▸ **The task**: Each line that holds the word "Нововоронеж" counts once; give the total number of such lines and nothing else.

-- START OF Records for the exercise --

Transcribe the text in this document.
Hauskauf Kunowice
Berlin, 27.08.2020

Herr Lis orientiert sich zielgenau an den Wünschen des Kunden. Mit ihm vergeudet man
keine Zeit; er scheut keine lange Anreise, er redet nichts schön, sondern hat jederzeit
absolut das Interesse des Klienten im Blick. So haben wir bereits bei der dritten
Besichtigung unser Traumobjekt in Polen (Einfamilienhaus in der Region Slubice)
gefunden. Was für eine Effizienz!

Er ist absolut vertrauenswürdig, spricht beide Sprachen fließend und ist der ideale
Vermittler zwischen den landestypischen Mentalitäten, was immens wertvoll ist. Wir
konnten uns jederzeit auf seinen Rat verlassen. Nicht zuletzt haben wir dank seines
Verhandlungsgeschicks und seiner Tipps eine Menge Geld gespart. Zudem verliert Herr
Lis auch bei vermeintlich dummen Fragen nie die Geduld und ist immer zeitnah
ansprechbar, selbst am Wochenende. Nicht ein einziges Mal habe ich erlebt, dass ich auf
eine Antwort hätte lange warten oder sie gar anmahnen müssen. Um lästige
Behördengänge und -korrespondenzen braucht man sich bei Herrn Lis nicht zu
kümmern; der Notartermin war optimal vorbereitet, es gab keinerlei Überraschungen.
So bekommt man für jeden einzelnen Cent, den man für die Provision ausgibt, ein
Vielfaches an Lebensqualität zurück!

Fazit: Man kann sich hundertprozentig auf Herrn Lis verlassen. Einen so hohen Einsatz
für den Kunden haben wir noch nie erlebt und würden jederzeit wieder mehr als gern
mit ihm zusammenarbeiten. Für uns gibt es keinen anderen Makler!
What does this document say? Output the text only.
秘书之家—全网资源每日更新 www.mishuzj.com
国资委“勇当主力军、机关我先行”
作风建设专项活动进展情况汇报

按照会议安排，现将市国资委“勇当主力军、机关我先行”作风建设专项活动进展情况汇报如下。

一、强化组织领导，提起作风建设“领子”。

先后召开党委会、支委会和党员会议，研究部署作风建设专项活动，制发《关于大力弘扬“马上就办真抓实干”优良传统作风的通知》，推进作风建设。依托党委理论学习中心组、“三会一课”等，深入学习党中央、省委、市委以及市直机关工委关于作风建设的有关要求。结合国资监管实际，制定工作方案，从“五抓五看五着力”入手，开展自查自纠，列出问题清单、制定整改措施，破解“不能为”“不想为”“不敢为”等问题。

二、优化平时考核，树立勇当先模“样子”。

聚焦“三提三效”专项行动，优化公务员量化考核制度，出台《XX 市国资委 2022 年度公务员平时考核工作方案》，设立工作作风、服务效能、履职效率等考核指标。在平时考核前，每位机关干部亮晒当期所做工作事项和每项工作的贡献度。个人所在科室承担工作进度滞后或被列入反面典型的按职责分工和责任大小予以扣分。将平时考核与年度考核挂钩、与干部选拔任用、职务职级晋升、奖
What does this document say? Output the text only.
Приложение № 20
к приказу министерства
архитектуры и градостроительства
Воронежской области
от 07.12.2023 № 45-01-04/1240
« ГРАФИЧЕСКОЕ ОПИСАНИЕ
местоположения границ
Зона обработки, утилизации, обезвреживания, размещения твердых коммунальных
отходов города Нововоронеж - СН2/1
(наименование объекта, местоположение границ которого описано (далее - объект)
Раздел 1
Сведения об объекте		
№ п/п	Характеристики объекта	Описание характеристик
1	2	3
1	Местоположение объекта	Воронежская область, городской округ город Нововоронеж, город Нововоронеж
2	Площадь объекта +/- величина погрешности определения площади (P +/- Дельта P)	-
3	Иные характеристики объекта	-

-- END OF Records for the exercise --

▸ **Response for this exercise**: 2